**Requirements:** Identify all lines in the listing that include the word "счет", and copy them out.

Lines of data:

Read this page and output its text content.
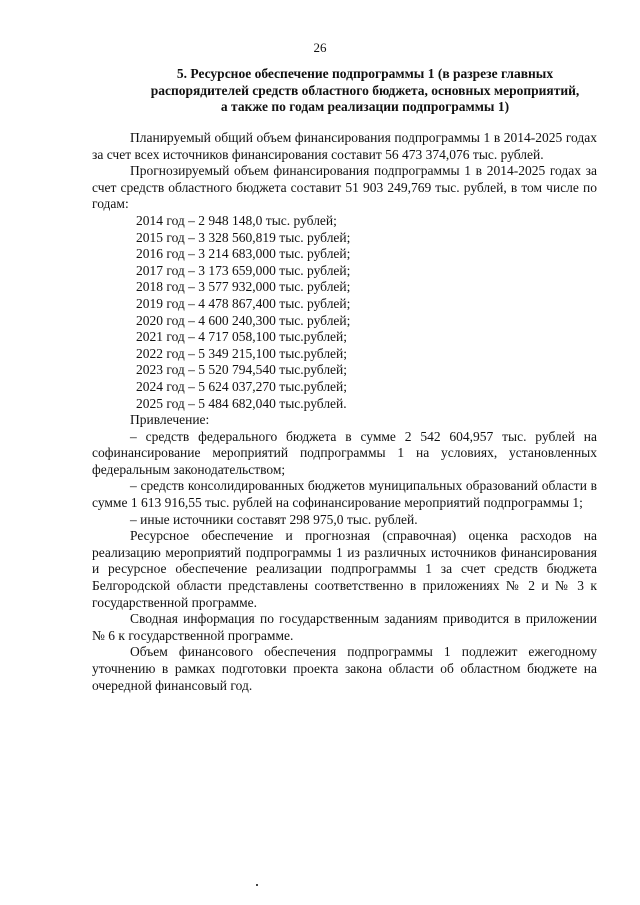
26
5. Ресурсное обеспечение подпрограммы 1 (в разрезе главных распорядителей средств областного бюджета, основных мероприятий, а также по годам реализации подпрограммы 1)

Планируемый общий объем финансирования подпрограммы 1 в 2014-2025 годах за счет всех источников финансирования составит 56 473 374,076 тыс. рублей.

Прогнозируемый объем финансирования подпрограммы 1 в 2014-2025 годах за счет средств областного бюджета составит 51 903 249,769 тыс. рублей, в том числе по годам:

2014 год – 2 948 148,0 тыс. рублей;
2015 год – 3 328 560,819 тыс. рублей;
2016 год – 3 214 683,000 тыс. рублей;
2017 год – 3 173 659,000 тыс. рублей;
2018 год – 3 577 932,000 тыс. рублей;
2019 год – 4 478 867,400 тыс. рублей;
2020 год – 4 600 240,300 тыс. рублей;
2021 год – 4 717 058,100 тыс.рублей;
2022 год – 5 349 215,100 тыс.рублей;
2023 год – 5 520 794,540 тыс.рублей;
2024 год – 5 624 037,270 тыс.рублей;
2025 год – 5 484 682,040 тыс.рублей.

Привлечение:

– средств федерального бюджета в сумме 2 542 604,957 тыс. рублей на софинансирование мероприятий подпрограммы 1 на условиях, установленных федеральным законодательством;

– средств консолидированных бюджетов муниципальных образований области в сумме 1 613 916,55 тыс. рублей на софинансирование мероприятий подпрограммы 1;

– иные источники составят 298 975,0 тыс. рублей.

Ресурсное обеспечение и прогнозная (справочная) оценка расходов на реализацию мероприятий подпрограммы 1 из различных источников финансирования и ресурсное обеспечение реализации подпрограммы 1 за счет средств бюджета Белгородской области представлены соответственно в приложениях № 2 и № 3 к государственной программе.

Сводная информация по государственным заданиям приводится в приложении № 6 к государственной программе.

Объем финансового обеспечения подпрограммы 1 подлежит ежегодному уточнению в рамках подготовки проекта закона области об областном бюджете на очередной финансовый год.
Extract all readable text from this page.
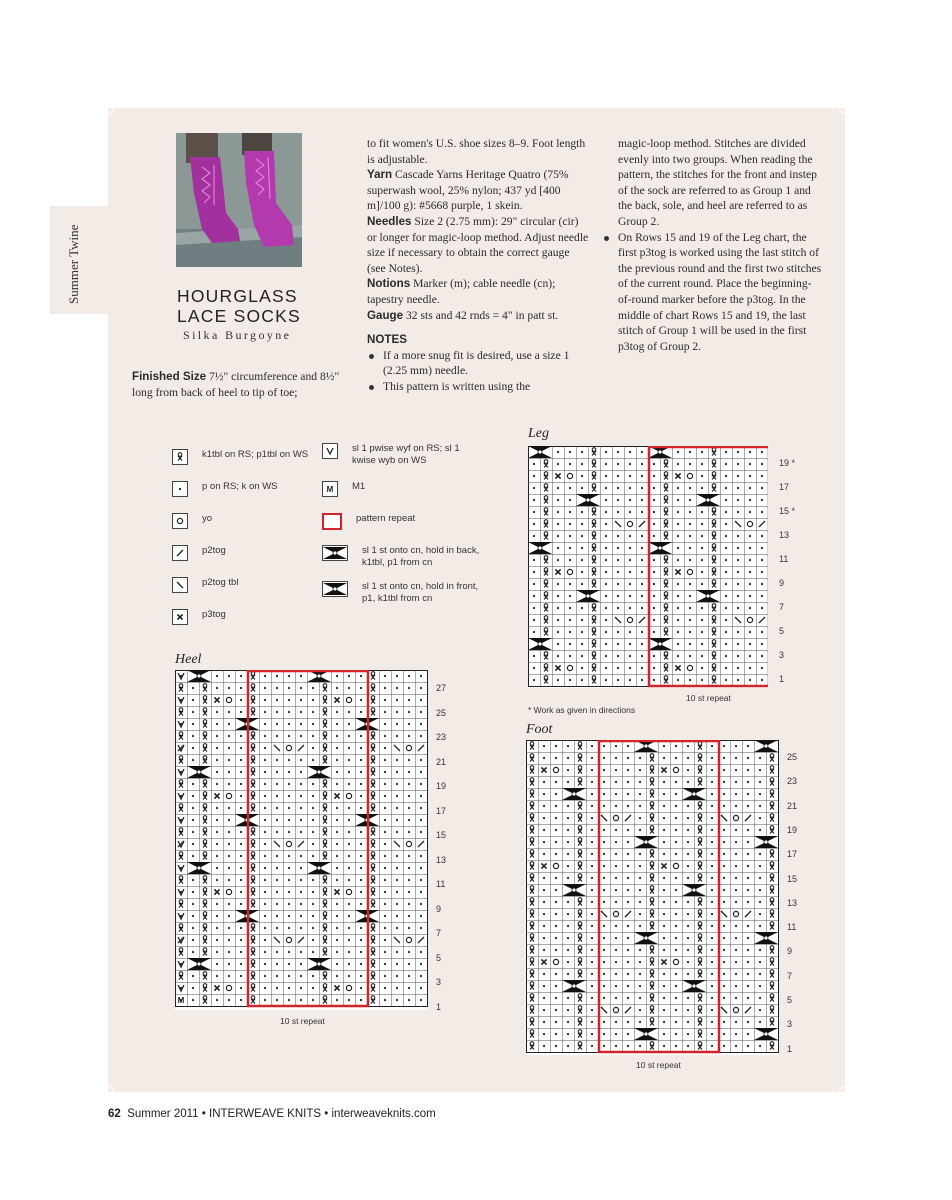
Summer Twine	HOURGLASS
LACE SOCKS
Silka Burgoyne
Finished Size 7½" circumference and 8½" long from back of heel to tip of toe;
to fit women's U.S. shoe sizes 8–9. Foot length is adjustable.
Yarn Cascade Yarns Heritage Quatro (75% superwash wool, 25% nylon; 437 yd [400 m]/100 g): #5668 purple, 1 skein.
Needles Size 2 (2.75 mm): 29" circular (cir) or longer for magic-loop method. Adjust needle size if necessary to obtain the correct gauge (see Notes).
Notions Marker (m); cable needle (cn); tapestry needle.
Gauge 32 sts and 42 rnds = 4" in patt st.
NOTES
If a more snug fit is desired, use a size 1 (2.25 mm) needle.
This pattern is written using the
magic-loop method. Stitches are divided evenly into two groups. When reading the pattern, the stitches for the front and instep of the sock are referred to as Group 1 and the back, sole, and heel are referred to as Group 2.
On Rows 15 and 19 of the Leg chart, the first p3tog is worked using the last stitch of the previous round and the first two stitches of the current round. Place the beginning-of-round marker before the p3tog. In the middle of chart Rows 15 and 19, the last stitch of Group 1 will be used in the first p3tog of Group 2.
k1tbl on RS; p1tbl on WS
p on RS; k on WS
yo
p2tog
p2tog tbl
p3tog
sl 1 pwise wyf on RS; sl 1 kwise wyb on WS
M M1
pattern repeat
sl 1 st onto cn, hold in back, k1tbl, p1 from cn
sl 1 st onto cn, hold in front, p1, k1tbl from cn
Leg
19 *
17
15 *
13
11
9
7
5
3
1
10 st repeat
* Work as given in directions
Heel
M
27
25
23
21
19
17
15
13
11
9
7
5
3
1
10 st repeat
Foot
25
23
21
19
17
15
13
11
9
7
5
3
1
10 st repeat
62 Summer 2011 • INTERWEAVE KNITS • interweaveknits.com
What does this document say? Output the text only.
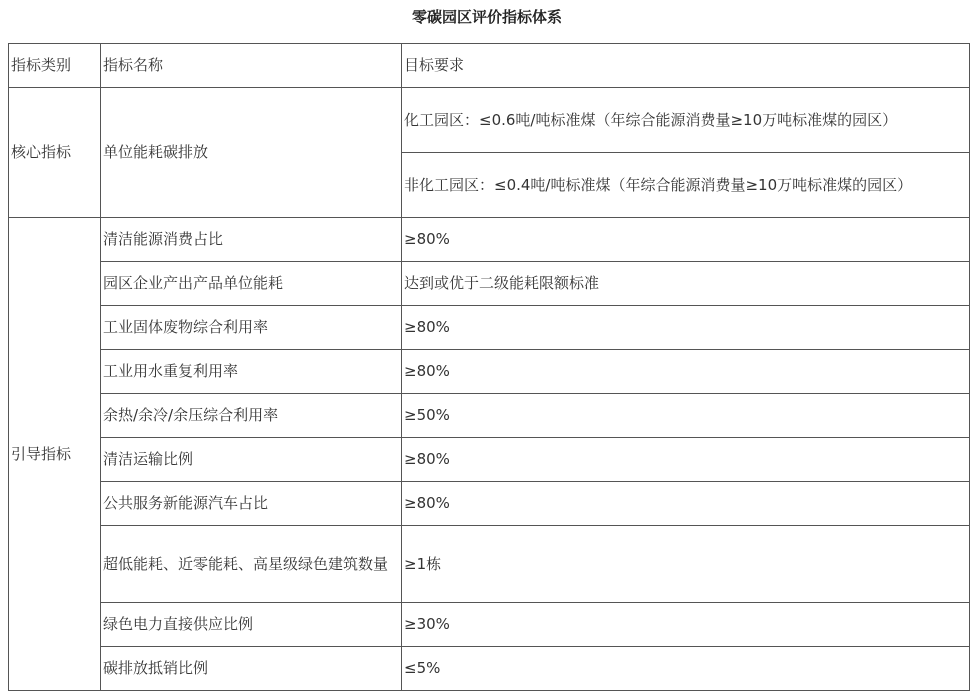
零碳园区评价指标体系
指标类别	指标名称	目标要求
核心指标	单位能耗碳排放	化工园区：≤0.6吨/吨标准煤（年综合能源消费量≥10万吨标准煤的园区）
		非化工园区：≤0.4吨/吨标准煤（年综合能源消费量≥10万吨标准煤的园区）
引导指标	清洁能源消费占比	≥80%
	园区企业产出产品单位能耗	达到或优于二级能耗限额标准
	工业固体废物综合利用率	≥80%
	工业用水重复利用率	≥80%
	余热/余冷/余压综合利用率	≥50%
	清洁运输比例	≥80%
	公共服务新能源汽车占比	≥80%
	超低能耗、近零能耗、高星级绿色建筑数量	≥1栋
	绿色电力直接供应比例	≥30%
	碳排放抵销比例	≤5%
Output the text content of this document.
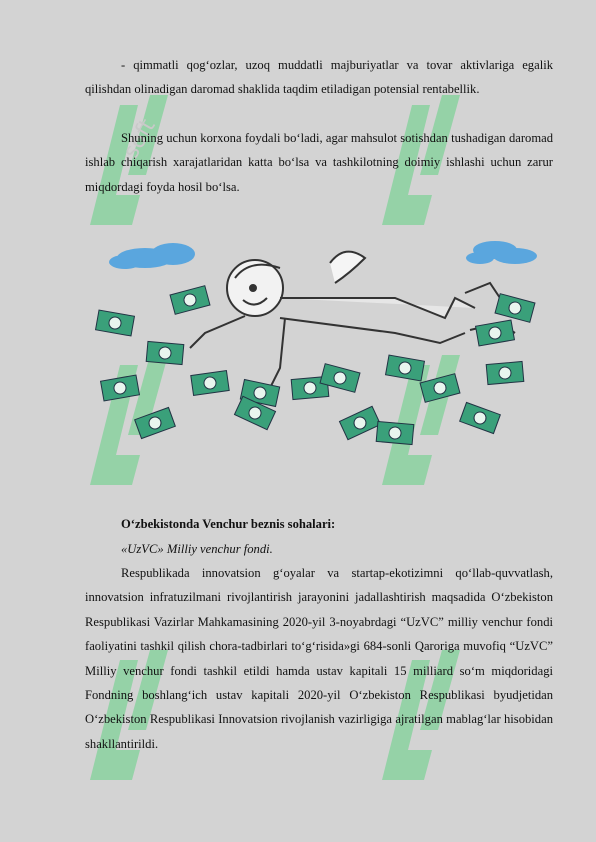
soft

- qimmatli qog‘ozlar, uzoq muddatli majburiyatlar va tovar aktivlariga egalik qilishdan olinadigan daromad shaklida taqdim etiladigan potensial rentabellik.

Shuning uchun korxona foydali bo‘ladi, agar mahsulot sotishdan tushadigan daromad ishlab chiqarish xarajatlaridan katta bo‘lsa va tashkilotning doimiy ishlashi uchun zarur miqdordagi foyda hosil bo‘lsa.

O‘zbekistonda Venchur beznis sohalari:

«UzVC» Milliy venchur fondi.

Respublikada innovatsion g‘oyalar va startap-ekotizimni qo‘llab-quvvatlash, innovatsion infratuzilmani rivojlantirish jarayonini jadallashtirish maqsadida O‘zbekiston Respublikasi Vazirlar Mahkamasining 2020-yil 3-noyabrdagi “UzVC” milliy venchur fondi faoliyatini tashkil qilish chora-tadbirlari to‘g‘risida»gi 684-sonli Qaroriga muvofiq “UzVC” Milliy venchur fondi tashkil etildi hamda ustav kapitali 15 milliard so‘m miqdoridagi Fondning boshlang‘ich ustav kapitali 2020-yil O‘zbekiston Respublikasi byudjetidan O‘zbekiston Respublikasi Innovatsion rivojlanish vazirligiga ajratilgan mablag‘lar hisobidan shakllantirildi.
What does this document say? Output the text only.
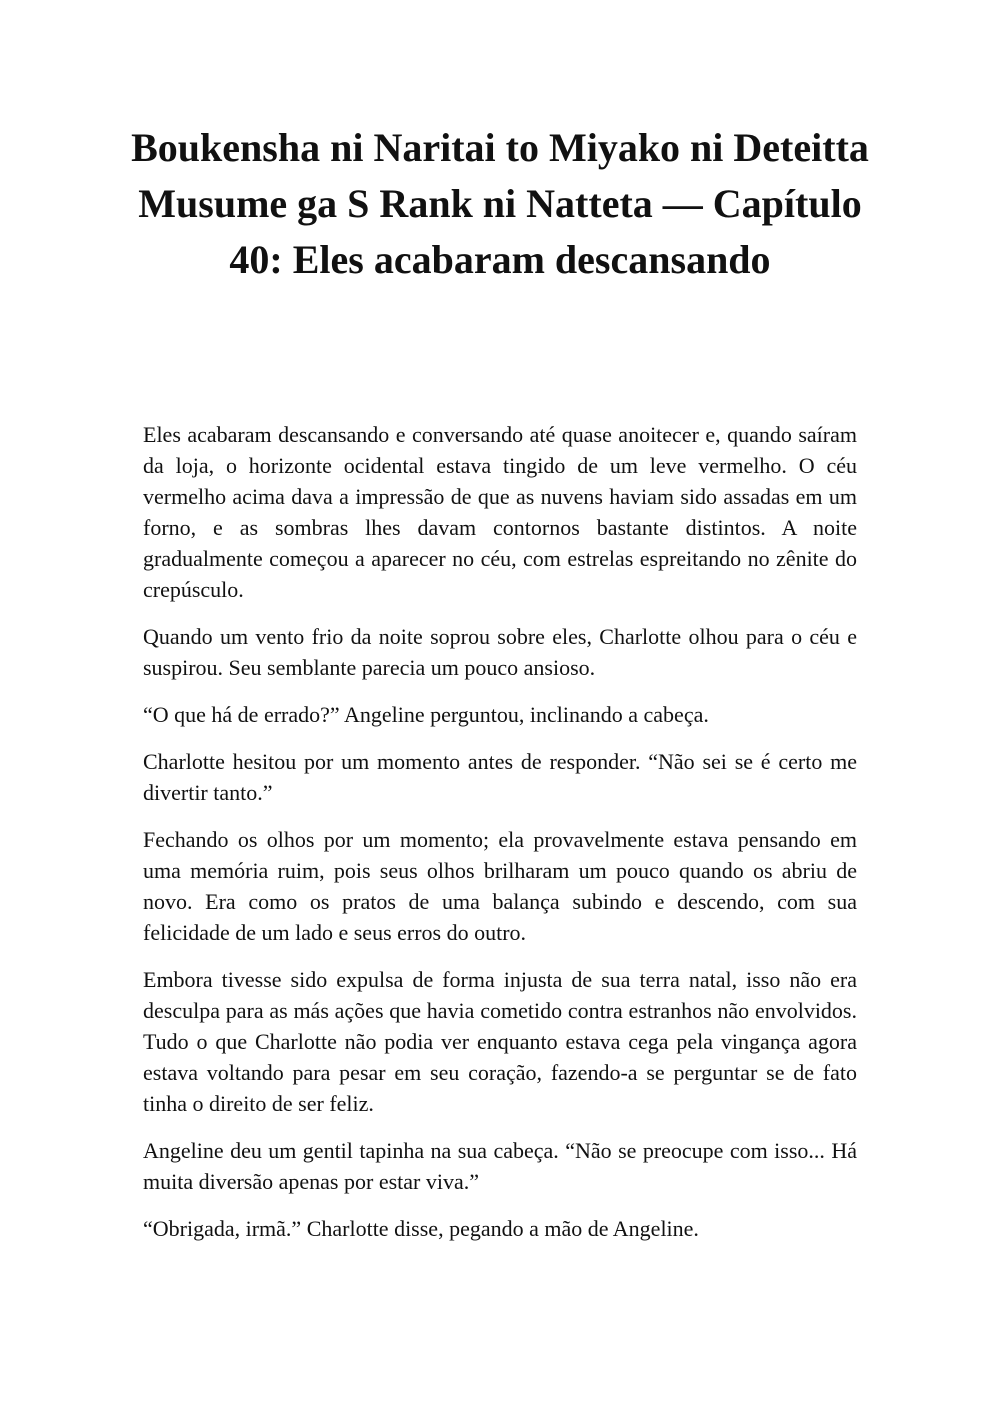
Boukensha ni Naritai to Miyako ni Deteitta Musume ga S Rank ni Natteta — Capítulo 40: Eles acabaram descansando

Eles acabaram descansando e conversando até quase anoitecer e, quando saíram da loja, o horizonte ocidental estava tingido de um leve vermelho. O céu vermelho acima dava a impressão de que as nuvens haviam sido assadas em um forno, e as sombras lhes davam contornos bastante distintos. A noite gradualmente começou a aparecer no céu, com estrelas espreitando no zênite do crepúsculo.

Quando um vento frio da noite soprou sobre eles, Charlotte olhou para o céu e suspirou. Seu semblante parecia um pouco ansioso.

“O que há de errado?” Angeline perguntou, inclinando a cabeça.

Charlotte hesitou por um momento antes de responder. “Não sei se é certo me divertir tanto.”

Fechando os olhos por um momento; ela provavelmente estava pensando em uma memória ruim, pois seus olhos brilharam um pouco quando os abriu de novo. Era como os pratos de uma balança subindo e descendo, com sua felicidade de um lado e seus erros do outro.

Embora tivesse sido expulsa de forma injusta de sua terra natal, isso não era desculpa para as más ações que havia cometido contra estranhos não envolvidos. Tudo o que Charlotte não podia ver enquanto estava cega pela vingança agora estava voltando para pesar em seu coração, fazendo-a se perguntar se de fato tinha o direito de ser feliz.

Angeline deu um gentil tapinha na sua cabeça. “Não se preocupe com isso... Há muita diversão apenas por estar viva.”

“Obrigada, irmã.” Charlotte disse, pegando a mão de Angeline.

**Answer to the exercise:**
Планируемый общий объем финансирования подпрограммы 1 в 2014-2025 годах за счет всех источников финансирования составит 56 473 374,076 тыс. рублей.
Прогнозируемый объем финансирования подпрограммы 1 в 2014-2025 годах за счет средств областного бюджета составит 51 903 249,769 тыс. рублей, в том числе по годам:
Ресурсное обеспечение и прогнозная (справочная) оценка расходов на реализацию мероприятий подпрограммы 1 из различных источников финансирования и ресурсное обеспечение реализации подпрограммы 1 за счет средств бюджета Белгородской области представлены соответственно в приложениях № 2 и № 3 к государственной программе.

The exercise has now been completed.